Goal → From the entries that follow, extract each line holding the string "xlabel".

__________

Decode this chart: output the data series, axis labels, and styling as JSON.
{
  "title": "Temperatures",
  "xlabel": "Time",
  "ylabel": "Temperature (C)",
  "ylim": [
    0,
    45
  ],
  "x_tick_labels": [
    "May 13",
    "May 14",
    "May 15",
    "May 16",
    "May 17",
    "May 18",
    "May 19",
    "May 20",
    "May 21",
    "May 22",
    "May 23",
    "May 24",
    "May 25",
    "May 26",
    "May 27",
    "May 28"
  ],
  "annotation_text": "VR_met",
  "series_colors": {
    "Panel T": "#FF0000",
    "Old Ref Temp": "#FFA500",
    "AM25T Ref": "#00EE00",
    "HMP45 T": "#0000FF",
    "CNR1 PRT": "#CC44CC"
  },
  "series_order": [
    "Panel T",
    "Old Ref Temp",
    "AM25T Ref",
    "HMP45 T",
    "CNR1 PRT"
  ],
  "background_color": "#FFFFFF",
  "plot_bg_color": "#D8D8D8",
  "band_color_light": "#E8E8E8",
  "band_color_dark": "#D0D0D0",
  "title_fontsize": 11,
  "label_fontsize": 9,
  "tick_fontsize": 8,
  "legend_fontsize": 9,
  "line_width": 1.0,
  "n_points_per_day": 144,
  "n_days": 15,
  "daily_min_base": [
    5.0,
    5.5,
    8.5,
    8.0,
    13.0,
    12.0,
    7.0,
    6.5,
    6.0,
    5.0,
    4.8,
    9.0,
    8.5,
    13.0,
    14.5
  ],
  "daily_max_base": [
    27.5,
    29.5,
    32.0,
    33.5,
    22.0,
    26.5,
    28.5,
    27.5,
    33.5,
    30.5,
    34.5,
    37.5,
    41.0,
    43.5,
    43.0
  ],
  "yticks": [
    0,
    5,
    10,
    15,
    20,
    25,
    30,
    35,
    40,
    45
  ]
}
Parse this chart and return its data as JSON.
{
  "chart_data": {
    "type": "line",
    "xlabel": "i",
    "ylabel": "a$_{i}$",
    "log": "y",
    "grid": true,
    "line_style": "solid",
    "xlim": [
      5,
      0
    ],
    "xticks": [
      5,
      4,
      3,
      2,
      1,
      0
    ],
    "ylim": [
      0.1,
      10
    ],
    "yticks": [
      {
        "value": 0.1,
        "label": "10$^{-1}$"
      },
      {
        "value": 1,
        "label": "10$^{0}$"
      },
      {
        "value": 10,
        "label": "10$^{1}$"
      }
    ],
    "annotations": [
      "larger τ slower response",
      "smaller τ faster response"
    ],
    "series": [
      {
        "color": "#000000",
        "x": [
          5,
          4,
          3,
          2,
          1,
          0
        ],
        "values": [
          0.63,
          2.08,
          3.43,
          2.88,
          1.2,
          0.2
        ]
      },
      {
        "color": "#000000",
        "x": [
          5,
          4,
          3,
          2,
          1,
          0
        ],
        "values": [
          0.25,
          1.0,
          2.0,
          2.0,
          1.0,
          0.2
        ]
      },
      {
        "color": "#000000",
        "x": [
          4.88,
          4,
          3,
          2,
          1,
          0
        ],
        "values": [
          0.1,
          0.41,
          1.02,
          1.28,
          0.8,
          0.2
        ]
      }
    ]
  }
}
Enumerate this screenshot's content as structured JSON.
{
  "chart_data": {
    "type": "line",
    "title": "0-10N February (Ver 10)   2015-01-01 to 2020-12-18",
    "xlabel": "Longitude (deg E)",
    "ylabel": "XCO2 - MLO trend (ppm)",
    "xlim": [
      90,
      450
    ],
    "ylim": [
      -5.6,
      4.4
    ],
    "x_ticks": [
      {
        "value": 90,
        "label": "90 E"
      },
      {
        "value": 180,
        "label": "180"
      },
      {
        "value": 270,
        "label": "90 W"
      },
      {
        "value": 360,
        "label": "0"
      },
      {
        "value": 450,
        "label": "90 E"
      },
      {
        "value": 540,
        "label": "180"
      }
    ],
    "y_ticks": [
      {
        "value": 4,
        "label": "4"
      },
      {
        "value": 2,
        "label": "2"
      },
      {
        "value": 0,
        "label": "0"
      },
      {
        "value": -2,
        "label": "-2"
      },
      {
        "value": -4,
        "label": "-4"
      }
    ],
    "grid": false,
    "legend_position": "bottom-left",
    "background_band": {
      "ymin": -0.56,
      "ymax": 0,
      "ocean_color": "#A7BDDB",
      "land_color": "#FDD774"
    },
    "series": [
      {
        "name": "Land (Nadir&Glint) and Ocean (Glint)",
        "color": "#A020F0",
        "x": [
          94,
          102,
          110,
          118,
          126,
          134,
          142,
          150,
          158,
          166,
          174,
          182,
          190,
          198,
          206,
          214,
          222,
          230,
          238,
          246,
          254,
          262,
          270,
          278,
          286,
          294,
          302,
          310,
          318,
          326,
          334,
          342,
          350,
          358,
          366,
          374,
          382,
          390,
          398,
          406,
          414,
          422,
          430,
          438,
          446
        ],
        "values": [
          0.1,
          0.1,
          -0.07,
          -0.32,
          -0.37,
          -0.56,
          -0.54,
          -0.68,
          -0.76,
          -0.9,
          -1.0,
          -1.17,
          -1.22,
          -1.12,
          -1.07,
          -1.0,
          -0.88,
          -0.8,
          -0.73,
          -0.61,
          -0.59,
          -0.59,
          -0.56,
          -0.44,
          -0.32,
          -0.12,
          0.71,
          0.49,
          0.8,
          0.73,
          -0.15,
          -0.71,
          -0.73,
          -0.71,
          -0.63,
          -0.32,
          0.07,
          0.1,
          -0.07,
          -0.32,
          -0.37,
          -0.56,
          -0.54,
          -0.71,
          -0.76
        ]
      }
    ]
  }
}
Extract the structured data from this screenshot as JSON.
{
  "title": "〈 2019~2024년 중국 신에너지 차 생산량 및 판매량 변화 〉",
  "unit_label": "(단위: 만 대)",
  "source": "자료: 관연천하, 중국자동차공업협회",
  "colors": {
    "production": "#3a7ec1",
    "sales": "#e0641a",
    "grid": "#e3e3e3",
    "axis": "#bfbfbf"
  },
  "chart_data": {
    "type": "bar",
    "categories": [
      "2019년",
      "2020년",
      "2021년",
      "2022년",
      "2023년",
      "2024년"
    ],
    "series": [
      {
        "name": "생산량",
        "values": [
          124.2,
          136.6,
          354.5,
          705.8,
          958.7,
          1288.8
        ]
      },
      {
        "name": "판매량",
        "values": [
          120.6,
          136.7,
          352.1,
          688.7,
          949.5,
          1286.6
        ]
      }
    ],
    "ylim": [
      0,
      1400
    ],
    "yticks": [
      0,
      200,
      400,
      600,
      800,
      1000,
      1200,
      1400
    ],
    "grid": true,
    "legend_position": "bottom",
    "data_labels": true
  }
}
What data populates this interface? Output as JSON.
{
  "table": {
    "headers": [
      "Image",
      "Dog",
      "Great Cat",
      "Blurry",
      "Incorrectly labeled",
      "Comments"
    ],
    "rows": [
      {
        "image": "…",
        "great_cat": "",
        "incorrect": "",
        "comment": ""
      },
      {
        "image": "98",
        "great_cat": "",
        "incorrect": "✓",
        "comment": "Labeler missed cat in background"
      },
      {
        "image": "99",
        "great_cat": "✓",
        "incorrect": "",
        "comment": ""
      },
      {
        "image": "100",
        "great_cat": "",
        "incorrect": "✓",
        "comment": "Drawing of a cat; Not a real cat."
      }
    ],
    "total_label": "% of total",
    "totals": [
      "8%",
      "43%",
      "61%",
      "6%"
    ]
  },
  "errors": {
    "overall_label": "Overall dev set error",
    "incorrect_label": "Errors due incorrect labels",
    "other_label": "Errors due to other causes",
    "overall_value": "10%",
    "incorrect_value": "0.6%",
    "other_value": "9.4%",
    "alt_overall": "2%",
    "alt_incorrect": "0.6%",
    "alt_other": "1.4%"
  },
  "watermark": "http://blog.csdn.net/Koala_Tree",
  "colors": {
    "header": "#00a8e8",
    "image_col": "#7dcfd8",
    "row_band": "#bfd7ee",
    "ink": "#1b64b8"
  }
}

__________

Result for this exercise →
  "xlabel": "Time",
    "xlabel": "i",
    "xlabel": "Longitude (deg E)",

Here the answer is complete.